--- SHORT PROBLEM ---
What number of lines contain the word "bono"? Reply with the number and nothing else.
START ENTRIES SUPPLIED
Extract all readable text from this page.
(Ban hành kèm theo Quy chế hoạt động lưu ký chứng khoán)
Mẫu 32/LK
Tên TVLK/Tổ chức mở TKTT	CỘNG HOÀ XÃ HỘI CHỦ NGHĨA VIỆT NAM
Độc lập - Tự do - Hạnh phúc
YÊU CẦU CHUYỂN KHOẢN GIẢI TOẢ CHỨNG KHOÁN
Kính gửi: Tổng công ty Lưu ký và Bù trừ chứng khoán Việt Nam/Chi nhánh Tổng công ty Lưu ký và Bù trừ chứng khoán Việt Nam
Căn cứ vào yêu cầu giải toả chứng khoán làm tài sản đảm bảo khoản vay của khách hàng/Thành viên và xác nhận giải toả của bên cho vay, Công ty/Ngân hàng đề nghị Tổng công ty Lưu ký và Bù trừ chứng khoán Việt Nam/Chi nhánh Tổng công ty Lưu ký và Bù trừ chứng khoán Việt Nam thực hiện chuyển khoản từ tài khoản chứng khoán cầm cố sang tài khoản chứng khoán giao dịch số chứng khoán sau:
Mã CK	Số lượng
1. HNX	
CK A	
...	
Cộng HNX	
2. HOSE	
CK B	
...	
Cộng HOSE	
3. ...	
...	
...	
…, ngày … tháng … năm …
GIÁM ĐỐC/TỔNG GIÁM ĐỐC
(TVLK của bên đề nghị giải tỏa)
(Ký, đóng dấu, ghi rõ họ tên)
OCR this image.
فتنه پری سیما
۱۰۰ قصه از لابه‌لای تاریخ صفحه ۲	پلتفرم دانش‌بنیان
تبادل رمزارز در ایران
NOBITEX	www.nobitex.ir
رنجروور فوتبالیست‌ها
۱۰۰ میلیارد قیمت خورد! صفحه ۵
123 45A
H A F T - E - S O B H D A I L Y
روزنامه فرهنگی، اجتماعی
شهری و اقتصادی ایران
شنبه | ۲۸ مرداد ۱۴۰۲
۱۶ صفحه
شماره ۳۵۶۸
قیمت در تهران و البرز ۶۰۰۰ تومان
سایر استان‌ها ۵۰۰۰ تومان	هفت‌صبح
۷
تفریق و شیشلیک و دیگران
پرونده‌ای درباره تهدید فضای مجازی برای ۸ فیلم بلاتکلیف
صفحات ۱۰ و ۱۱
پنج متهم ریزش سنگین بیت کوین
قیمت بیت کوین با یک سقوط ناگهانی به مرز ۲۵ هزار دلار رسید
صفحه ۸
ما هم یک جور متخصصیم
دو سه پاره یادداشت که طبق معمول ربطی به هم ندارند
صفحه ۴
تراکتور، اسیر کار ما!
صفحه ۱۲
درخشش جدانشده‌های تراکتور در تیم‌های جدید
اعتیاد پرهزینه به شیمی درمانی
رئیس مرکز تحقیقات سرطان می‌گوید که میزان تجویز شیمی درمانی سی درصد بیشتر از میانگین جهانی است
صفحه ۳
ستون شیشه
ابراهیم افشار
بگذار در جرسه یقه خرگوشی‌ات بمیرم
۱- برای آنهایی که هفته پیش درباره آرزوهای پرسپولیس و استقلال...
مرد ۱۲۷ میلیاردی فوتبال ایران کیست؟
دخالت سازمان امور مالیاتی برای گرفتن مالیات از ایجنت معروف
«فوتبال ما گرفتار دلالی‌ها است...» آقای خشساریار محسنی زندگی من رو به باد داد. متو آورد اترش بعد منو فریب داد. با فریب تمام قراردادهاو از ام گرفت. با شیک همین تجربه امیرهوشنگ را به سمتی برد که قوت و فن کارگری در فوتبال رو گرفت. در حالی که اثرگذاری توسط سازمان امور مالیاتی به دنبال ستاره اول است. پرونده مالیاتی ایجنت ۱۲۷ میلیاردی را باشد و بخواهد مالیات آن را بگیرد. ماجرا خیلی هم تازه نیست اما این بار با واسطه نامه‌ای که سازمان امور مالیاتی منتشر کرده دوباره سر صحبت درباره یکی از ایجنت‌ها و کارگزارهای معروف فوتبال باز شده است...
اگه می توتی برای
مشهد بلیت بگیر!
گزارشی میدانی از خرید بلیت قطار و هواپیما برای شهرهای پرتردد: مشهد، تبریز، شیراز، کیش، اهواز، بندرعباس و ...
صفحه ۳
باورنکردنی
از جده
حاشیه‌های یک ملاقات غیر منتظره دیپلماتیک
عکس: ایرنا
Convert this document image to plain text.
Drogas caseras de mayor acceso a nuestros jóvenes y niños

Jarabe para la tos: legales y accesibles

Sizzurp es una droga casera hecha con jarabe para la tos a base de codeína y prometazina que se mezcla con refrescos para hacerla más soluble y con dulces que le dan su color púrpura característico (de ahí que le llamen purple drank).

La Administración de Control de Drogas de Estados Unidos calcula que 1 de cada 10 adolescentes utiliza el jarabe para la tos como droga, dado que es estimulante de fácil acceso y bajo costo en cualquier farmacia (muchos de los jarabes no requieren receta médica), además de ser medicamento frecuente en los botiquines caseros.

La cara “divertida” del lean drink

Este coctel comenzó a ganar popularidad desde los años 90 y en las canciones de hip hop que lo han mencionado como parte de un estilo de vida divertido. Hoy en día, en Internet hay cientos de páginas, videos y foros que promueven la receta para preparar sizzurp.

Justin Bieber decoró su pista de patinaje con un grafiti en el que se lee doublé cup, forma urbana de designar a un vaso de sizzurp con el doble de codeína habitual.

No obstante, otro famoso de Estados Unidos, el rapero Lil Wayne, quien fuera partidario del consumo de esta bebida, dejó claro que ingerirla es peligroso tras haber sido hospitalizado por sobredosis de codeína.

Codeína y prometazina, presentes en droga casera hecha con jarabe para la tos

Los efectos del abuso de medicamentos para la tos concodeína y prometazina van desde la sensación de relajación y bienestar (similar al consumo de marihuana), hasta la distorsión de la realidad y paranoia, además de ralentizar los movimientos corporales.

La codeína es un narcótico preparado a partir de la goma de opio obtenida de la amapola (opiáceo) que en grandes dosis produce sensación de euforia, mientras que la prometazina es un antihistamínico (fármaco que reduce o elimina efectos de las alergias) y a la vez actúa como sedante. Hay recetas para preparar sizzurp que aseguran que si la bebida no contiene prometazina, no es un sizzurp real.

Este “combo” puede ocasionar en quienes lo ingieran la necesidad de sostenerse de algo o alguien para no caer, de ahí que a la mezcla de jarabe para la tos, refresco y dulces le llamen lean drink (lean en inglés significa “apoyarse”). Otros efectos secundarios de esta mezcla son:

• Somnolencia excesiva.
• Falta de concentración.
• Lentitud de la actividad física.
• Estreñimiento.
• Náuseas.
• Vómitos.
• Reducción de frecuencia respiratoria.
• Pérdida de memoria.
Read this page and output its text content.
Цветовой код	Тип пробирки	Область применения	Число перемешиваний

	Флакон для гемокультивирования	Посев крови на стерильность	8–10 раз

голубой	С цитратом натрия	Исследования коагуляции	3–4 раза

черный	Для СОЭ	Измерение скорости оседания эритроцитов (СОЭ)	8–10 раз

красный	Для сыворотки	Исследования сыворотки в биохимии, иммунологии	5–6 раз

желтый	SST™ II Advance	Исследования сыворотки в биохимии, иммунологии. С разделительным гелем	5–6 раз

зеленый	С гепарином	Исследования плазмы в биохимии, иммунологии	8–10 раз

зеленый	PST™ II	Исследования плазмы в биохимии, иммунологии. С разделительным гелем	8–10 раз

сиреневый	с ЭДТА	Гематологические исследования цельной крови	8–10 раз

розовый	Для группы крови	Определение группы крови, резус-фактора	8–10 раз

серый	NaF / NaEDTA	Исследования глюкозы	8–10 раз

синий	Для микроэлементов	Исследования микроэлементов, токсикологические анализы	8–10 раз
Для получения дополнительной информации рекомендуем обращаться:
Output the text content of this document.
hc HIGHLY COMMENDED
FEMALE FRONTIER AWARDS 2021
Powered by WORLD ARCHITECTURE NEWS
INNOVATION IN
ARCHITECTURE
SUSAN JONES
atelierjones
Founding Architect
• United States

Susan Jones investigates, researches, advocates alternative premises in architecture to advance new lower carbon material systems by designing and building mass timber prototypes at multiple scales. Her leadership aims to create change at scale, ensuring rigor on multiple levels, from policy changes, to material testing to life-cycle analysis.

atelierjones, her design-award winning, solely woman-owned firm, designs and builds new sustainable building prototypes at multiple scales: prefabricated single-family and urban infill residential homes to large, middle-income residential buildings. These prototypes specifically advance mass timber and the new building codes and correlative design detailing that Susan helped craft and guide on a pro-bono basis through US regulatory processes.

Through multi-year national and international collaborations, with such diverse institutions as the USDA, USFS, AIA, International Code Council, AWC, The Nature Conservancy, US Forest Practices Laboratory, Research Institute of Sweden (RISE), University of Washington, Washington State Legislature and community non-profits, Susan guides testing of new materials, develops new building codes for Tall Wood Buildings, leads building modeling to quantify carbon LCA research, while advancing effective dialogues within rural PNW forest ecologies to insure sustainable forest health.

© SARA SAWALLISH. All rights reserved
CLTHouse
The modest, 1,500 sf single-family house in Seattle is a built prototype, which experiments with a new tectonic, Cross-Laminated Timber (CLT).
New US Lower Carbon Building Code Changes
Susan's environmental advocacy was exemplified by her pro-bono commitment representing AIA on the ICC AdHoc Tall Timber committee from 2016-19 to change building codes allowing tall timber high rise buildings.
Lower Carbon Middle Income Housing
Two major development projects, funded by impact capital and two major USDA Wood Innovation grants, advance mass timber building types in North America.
END ENTRIES SUPPLIED
--- CORRECT RESPONSE ---
2